= Task to complete =
In your copy, reproduce the entries exactly as they are, minus the images.
-------- Supplied material
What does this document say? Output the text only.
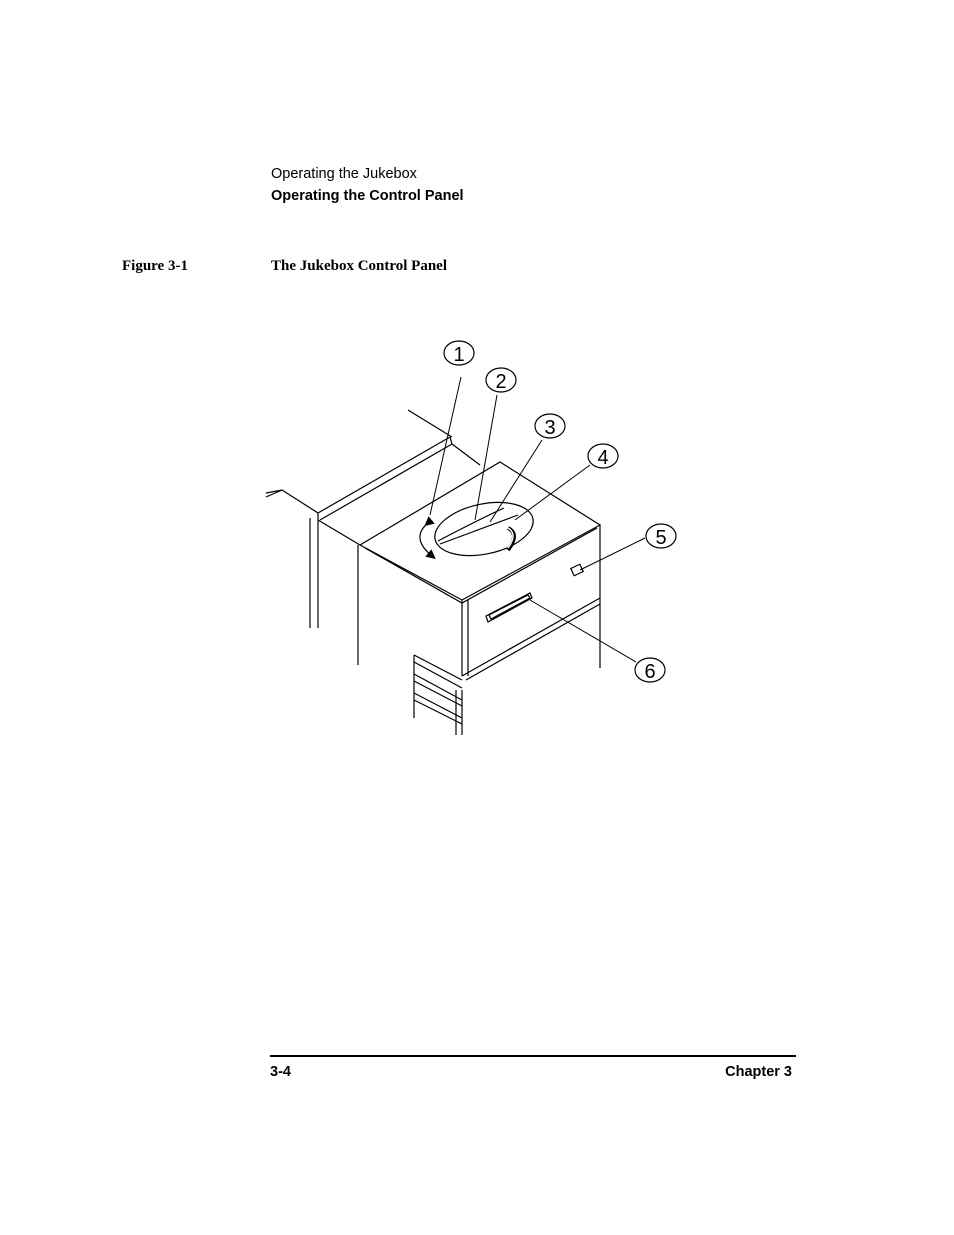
Operating the Jukebox
Operating the Control Panel
Figure 3-1	The Jukebox Control Panel
1
2
3
4
5
6
3-4	Chapter 3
----------------
= Completed task =
What does this document say? Output the text only.
Operating the Jukebox
Operating the Control Panel
Figure 3-1	The Jukebox Control Panel
1
2
3
4
5
6
3-4	Chapter 3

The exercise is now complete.